*** Opening Document section ***

The credit market crisis is spreading to student loans.

Norton thought he was set when he deposited a $16,000 student-loan check to pay for summer classes and the fall semester. But when he started to pay bills for classes, rent, and other expenses last week, his checks bounced.

TenThousandMileMargin said...


I don't think "all the goldbugs" are predicting hyperinflation followed by deflation at all.

Jim Willie at FinancialSense would say that the Fed & congress will cause severe inflation in their attempts to fight asset deflation (trillion dollar bailouts).

Eric Janzen at has a "ka-poom theory" - deflation as debt contracts, followed by severe inflation as attempts to fight deflation finally gain traction.

Karl Denniger at marketticker (not a goldbug) says we have already had the inflation during the bubble, now it is time for deflation.

I don't know ANYONE who sees hyperinflation (greater than 15%) in the future followed by deflation.

And I read a lot of goldbugs.

I think you have your wires crossed.

As they say, "you're not even wrong".

There has never been such a thing as hyper-deflation. The price of gold went UP during the great depression because they devalued the currency. Japan experienced deflation of a few percent per year - no hyper there, just deflation.

Your average goldbug would say that since we no longer have a gold standard, and the USA loves to run up debt, the value of the dollar is going to decline. Full stop. No later period of dollar appreciation.

Perhaps you are thinking of the idea that there will be severe deflation of debt and financial assets (e.g houses) while at the same time prices for essentials rise due to a falling US dollar.

*** Closing Document section ***

# Required work
1 – How much was the student-loan check that Norton deposited, according to the blog excerpt?
2 – Retype the blog excerpt, starting with "I don't know" and going on through "of dollar appreciation.".
The records below have nothing to do with the blog excerpt.

*** Opening Dataset extract ***

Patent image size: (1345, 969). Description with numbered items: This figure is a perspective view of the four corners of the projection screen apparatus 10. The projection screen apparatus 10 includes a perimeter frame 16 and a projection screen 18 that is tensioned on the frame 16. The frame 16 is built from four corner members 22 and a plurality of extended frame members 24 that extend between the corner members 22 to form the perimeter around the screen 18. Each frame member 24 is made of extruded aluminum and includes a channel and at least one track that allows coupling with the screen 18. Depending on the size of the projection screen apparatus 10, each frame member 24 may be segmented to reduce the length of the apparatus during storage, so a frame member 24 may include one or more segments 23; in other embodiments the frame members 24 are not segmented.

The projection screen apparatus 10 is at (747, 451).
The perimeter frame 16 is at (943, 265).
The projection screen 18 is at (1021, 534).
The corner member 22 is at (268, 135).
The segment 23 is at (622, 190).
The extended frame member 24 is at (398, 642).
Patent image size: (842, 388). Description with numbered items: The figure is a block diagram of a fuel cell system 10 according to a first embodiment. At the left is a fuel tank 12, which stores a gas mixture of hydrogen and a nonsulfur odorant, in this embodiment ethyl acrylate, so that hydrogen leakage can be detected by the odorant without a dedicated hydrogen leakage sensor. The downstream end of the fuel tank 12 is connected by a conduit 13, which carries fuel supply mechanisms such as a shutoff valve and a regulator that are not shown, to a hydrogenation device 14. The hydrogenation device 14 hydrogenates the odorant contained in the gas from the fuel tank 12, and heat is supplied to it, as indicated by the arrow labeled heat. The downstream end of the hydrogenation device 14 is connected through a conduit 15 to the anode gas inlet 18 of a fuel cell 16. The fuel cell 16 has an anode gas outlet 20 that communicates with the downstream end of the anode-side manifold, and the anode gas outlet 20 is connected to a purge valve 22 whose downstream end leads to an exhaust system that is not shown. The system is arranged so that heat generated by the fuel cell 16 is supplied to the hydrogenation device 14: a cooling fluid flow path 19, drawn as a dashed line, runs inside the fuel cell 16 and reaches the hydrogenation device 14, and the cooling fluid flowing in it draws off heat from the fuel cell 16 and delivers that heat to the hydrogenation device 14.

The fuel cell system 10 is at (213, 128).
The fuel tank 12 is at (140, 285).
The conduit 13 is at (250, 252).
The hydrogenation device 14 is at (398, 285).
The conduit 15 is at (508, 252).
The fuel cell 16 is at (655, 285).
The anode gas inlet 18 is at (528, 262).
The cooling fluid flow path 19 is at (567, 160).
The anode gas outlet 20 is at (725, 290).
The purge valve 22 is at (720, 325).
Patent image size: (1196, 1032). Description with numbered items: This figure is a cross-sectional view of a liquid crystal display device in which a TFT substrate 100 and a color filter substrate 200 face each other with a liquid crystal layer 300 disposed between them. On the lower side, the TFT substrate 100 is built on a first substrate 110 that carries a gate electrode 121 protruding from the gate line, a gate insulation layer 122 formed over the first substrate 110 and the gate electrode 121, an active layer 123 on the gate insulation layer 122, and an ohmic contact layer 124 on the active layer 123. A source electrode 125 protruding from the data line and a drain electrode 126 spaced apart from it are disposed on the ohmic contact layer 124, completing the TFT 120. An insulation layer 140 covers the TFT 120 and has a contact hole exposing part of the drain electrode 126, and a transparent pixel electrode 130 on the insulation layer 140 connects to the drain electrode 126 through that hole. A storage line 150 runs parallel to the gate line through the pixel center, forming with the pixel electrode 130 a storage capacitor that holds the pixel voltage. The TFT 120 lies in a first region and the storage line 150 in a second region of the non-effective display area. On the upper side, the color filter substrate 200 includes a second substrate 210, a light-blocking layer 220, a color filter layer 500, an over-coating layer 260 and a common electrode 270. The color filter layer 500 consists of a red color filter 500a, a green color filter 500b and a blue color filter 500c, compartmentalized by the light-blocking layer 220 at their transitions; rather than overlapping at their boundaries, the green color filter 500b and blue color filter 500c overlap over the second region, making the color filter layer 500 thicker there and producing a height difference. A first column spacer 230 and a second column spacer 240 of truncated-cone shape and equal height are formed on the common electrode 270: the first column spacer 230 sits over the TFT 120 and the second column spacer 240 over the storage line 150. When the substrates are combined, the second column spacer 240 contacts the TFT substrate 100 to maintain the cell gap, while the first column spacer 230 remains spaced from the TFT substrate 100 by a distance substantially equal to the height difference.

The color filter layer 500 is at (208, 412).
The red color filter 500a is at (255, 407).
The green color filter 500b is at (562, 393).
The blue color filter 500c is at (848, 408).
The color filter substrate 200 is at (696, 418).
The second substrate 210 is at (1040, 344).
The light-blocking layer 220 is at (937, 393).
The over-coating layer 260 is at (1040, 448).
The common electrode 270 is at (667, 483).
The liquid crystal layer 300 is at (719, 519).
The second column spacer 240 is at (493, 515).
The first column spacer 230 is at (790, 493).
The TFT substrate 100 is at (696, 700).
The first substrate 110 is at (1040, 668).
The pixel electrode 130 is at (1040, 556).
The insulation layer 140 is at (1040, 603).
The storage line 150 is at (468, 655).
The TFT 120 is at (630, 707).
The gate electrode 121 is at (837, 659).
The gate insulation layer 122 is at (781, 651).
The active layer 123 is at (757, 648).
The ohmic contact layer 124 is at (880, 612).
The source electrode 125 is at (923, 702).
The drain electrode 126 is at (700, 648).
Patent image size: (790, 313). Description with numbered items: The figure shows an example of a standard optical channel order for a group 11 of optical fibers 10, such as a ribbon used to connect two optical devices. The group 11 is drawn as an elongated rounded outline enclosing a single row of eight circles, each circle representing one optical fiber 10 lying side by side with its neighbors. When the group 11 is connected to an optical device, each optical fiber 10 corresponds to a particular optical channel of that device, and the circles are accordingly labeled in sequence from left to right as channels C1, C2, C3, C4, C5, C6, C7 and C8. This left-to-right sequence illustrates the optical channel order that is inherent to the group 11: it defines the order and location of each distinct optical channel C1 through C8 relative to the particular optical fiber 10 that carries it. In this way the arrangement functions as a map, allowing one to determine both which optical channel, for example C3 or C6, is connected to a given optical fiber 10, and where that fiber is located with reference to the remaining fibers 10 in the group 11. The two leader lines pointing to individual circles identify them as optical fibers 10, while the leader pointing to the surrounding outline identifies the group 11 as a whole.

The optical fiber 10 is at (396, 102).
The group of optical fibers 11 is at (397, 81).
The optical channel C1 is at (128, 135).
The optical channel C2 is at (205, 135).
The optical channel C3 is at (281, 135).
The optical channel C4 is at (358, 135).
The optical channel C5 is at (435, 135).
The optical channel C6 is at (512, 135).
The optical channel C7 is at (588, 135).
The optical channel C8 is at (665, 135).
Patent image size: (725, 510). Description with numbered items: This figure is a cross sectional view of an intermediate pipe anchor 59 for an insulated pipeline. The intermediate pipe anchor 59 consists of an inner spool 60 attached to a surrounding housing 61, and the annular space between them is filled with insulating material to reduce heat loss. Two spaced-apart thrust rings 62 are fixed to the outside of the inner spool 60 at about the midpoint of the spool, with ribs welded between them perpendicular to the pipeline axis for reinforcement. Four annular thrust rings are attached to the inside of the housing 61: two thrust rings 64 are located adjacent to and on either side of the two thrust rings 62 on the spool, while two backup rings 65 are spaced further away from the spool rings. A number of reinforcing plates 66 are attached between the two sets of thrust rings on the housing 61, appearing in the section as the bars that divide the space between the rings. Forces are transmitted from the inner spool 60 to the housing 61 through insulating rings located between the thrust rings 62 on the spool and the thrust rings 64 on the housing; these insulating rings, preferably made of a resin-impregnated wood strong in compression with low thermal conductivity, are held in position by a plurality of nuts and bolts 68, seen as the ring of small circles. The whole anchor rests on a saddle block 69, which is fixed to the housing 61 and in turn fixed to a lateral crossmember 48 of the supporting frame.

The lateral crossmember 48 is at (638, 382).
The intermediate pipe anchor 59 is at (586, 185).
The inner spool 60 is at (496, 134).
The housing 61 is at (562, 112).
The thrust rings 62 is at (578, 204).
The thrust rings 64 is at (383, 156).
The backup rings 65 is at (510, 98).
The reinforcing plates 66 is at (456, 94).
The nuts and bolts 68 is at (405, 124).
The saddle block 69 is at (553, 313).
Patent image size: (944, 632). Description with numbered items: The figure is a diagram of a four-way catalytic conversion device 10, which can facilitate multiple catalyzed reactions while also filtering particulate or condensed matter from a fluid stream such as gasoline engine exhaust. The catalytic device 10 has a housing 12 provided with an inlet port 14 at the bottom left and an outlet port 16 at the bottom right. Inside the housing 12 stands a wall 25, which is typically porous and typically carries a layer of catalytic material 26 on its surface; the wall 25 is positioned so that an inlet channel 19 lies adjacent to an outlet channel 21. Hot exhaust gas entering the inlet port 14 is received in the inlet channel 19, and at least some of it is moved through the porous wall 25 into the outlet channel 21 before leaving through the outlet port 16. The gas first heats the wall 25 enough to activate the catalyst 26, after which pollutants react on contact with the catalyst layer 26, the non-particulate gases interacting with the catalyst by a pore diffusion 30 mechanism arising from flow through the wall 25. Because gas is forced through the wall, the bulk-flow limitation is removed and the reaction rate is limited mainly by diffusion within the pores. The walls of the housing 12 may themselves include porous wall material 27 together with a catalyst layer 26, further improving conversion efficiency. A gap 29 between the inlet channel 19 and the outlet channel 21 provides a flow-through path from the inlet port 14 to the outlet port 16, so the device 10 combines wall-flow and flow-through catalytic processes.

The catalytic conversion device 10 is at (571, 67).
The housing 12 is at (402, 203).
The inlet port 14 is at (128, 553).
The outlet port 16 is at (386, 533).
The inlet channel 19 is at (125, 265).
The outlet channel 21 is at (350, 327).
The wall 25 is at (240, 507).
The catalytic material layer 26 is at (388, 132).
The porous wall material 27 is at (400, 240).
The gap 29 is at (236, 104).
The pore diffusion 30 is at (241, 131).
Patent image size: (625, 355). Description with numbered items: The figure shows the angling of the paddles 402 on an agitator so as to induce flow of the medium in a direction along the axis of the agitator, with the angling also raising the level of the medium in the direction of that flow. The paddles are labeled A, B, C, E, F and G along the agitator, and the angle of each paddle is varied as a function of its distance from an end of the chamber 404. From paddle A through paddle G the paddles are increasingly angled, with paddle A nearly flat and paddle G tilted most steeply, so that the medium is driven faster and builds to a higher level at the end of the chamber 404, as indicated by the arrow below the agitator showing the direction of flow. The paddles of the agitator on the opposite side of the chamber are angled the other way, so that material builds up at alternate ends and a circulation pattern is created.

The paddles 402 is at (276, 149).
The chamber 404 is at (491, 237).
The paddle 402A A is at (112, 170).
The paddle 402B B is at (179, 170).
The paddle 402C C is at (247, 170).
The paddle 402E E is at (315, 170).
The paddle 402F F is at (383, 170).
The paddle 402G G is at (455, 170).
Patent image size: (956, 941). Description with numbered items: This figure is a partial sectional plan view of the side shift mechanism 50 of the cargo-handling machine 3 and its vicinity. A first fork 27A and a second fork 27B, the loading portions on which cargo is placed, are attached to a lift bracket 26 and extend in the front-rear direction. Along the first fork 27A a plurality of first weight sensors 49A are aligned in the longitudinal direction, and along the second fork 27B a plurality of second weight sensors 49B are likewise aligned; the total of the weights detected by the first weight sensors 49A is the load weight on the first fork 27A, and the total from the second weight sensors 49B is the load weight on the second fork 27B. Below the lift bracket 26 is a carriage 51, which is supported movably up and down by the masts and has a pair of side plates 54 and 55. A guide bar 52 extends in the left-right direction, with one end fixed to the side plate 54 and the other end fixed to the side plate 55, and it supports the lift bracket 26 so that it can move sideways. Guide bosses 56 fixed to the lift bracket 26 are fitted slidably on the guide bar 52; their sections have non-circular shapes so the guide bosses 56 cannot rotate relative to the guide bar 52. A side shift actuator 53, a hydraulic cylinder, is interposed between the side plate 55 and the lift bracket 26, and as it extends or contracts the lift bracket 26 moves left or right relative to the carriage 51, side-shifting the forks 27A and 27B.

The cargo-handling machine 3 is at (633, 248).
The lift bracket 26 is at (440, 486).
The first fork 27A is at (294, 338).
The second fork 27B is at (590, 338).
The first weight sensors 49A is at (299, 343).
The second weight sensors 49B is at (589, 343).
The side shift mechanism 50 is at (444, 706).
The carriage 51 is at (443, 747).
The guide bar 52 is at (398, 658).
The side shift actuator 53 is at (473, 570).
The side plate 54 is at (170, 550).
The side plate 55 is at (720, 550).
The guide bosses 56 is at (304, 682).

*** Closing Dataset extract ***

# Results of the exercise
1 – $16,000

2 –
I don't know ANYONE who sees hyperinflation (greater than 15%) in the future followed by deflation.

And I read a lot of goldbugs.

I think you have your wires crossed.

As they say, "you're not even wrong".

There has never been such a thing as hyper-deflation. The price of gold went UP during the great depression because they devalued the currency. Japan experienced deflation of a few percent per year - no hyper there, just deflation.

Your average goldbug would say that since we no longer have a gold standard, and the USA loves to run up debt, the value of the dollar is going to decline. Full stop. No later period of dollar appreciation.